→ Task to complete: Return all lines with the word "слишком" in them.

[Saved data entries]
######

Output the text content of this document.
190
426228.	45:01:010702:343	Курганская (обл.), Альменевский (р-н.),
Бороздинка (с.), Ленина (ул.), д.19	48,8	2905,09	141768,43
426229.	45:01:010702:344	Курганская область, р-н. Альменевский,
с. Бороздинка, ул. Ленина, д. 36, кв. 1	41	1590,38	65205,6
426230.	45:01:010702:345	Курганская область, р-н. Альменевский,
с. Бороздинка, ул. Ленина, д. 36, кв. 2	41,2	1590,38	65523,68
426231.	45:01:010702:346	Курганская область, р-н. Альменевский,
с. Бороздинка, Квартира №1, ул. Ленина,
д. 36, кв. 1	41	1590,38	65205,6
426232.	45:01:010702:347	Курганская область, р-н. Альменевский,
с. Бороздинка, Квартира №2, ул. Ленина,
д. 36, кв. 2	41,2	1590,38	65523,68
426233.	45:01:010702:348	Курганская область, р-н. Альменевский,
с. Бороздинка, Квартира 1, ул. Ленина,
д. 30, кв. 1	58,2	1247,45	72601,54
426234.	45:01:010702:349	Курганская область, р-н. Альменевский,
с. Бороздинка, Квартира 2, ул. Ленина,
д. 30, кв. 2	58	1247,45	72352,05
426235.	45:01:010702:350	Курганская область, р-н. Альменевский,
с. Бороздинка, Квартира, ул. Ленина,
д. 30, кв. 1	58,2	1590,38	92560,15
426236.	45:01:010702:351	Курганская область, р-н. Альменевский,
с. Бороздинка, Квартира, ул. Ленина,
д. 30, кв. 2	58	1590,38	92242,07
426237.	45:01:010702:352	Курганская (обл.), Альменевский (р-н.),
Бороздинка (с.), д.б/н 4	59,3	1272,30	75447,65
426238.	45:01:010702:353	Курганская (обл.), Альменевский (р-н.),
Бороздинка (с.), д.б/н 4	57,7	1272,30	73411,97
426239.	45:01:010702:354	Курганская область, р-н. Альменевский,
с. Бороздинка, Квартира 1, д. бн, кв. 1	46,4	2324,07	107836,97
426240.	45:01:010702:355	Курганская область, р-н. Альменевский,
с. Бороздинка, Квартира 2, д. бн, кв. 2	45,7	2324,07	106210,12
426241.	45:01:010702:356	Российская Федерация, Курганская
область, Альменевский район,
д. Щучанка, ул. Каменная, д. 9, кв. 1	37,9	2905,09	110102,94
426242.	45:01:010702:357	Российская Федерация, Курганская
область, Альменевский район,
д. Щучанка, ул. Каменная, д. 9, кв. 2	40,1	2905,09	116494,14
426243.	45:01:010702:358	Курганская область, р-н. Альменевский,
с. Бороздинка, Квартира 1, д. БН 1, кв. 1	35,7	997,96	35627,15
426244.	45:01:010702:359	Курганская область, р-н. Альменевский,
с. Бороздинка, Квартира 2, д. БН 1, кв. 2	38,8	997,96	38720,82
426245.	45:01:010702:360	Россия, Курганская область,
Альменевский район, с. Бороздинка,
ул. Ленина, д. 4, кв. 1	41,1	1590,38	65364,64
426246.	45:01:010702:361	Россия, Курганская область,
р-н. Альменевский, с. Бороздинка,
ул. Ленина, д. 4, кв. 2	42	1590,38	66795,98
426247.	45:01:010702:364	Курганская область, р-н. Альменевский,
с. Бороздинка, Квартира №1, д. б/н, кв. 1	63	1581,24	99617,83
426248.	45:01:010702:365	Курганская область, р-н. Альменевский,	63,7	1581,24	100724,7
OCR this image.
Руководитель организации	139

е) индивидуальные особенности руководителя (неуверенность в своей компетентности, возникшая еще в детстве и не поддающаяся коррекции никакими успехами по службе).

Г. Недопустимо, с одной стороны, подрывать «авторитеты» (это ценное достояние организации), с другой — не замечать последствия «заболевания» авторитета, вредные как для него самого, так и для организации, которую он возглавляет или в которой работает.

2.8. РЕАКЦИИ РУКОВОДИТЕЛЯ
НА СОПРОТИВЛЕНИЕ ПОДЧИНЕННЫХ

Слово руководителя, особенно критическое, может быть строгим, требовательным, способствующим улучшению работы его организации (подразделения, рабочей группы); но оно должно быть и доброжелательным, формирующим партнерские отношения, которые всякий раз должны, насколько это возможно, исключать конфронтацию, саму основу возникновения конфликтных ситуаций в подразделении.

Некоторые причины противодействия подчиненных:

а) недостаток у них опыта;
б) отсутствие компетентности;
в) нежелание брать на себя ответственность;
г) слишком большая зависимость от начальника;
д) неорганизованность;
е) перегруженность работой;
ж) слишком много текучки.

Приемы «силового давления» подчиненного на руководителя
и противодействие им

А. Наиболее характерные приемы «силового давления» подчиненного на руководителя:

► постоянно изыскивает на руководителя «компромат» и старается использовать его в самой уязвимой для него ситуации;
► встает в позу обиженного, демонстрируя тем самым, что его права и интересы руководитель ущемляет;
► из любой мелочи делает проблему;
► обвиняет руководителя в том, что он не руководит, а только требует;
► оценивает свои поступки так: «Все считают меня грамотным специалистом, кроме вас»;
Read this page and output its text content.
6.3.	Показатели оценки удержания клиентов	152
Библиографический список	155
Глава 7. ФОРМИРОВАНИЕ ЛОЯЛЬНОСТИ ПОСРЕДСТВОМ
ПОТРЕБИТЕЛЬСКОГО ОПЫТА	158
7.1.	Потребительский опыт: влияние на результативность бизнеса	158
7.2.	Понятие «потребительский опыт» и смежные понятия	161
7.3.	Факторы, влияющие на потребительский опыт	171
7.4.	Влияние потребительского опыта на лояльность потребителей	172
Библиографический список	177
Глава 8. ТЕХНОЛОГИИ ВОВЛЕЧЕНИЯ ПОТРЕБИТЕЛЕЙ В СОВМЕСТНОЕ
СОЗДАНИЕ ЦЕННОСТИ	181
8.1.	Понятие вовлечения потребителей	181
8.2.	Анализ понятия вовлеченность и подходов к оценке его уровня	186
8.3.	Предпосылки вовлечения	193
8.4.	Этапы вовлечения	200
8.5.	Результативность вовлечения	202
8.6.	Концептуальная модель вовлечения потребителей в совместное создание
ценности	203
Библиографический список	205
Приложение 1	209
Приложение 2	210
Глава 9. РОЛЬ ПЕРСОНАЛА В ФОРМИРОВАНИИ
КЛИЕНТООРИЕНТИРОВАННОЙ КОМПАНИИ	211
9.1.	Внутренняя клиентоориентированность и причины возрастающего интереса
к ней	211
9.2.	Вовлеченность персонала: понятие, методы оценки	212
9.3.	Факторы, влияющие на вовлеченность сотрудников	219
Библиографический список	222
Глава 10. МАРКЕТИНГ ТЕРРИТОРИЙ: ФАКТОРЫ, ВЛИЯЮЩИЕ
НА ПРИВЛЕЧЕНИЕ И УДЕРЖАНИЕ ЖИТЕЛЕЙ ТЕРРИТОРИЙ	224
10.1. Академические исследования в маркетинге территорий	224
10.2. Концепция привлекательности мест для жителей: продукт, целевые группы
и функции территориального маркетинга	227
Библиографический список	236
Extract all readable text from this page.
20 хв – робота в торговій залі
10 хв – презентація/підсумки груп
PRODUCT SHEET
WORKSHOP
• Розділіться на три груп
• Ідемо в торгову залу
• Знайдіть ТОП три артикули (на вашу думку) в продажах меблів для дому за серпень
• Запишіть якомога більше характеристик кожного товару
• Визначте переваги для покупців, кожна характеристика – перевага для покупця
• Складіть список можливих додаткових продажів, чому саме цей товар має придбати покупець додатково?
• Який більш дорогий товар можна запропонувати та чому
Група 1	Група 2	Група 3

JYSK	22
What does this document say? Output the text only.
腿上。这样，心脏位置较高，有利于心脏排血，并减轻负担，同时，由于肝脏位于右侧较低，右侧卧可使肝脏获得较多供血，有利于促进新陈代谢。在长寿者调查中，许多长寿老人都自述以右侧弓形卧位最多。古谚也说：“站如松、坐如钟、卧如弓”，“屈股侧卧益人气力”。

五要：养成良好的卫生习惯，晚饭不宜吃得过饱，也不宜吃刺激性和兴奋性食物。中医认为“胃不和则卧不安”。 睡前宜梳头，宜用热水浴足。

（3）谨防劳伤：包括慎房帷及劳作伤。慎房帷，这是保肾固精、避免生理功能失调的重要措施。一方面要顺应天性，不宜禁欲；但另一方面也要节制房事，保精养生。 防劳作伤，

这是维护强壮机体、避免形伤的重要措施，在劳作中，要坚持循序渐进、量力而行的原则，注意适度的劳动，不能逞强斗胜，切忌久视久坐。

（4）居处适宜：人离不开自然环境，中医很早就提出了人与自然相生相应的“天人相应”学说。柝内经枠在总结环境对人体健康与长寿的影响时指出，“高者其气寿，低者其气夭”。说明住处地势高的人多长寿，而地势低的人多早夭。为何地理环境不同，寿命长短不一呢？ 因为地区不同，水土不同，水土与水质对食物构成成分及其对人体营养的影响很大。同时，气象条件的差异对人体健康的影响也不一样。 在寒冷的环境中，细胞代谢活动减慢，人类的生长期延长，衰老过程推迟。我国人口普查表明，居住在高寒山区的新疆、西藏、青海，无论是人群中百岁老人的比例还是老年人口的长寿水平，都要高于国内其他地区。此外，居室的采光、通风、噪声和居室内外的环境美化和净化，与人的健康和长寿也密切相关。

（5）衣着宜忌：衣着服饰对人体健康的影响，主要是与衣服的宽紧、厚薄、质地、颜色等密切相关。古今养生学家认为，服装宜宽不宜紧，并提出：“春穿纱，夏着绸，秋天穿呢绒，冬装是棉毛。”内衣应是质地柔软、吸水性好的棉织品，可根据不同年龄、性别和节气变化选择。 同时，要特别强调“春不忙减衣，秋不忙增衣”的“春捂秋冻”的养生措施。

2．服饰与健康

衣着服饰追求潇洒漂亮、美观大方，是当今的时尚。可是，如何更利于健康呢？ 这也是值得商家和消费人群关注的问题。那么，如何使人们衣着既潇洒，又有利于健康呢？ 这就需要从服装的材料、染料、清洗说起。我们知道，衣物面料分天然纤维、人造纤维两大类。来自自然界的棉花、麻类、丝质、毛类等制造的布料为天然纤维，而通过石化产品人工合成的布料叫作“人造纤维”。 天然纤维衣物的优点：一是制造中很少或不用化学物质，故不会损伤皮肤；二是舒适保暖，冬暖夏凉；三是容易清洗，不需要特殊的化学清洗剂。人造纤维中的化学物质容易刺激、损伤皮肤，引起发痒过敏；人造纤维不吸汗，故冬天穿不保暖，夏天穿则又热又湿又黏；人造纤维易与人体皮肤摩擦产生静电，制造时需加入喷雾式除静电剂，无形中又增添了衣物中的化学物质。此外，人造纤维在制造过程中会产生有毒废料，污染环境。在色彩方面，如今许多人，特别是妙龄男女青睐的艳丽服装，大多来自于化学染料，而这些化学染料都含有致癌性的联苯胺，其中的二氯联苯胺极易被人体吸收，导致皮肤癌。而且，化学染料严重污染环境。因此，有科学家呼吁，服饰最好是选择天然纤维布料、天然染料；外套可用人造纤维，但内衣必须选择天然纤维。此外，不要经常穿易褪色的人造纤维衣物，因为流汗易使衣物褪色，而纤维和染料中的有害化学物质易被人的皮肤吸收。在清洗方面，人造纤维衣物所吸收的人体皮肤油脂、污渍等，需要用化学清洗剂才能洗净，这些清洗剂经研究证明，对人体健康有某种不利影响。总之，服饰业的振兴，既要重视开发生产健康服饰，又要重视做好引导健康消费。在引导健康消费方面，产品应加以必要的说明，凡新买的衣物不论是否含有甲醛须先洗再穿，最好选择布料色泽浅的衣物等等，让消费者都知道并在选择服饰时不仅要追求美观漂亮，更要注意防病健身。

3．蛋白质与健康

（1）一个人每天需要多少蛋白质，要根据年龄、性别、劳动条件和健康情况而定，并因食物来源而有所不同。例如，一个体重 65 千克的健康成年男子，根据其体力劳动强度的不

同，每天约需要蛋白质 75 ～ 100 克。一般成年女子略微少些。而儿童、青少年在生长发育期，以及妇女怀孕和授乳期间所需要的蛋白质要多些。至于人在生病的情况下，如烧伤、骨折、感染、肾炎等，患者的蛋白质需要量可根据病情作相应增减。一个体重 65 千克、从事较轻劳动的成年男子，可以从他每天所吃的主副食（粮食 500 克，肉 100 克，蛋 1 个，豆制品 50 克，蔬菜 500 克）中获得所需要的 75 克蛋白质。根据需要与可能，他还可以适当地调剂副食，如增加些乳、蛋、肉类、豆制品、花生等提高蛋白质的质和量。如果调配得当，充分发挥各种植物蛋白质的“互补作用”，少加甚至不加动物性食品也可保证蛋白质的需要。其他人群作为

######

→ Written solution:
г) слишком большая зависимость от начальника;
ж) слишком много текучки.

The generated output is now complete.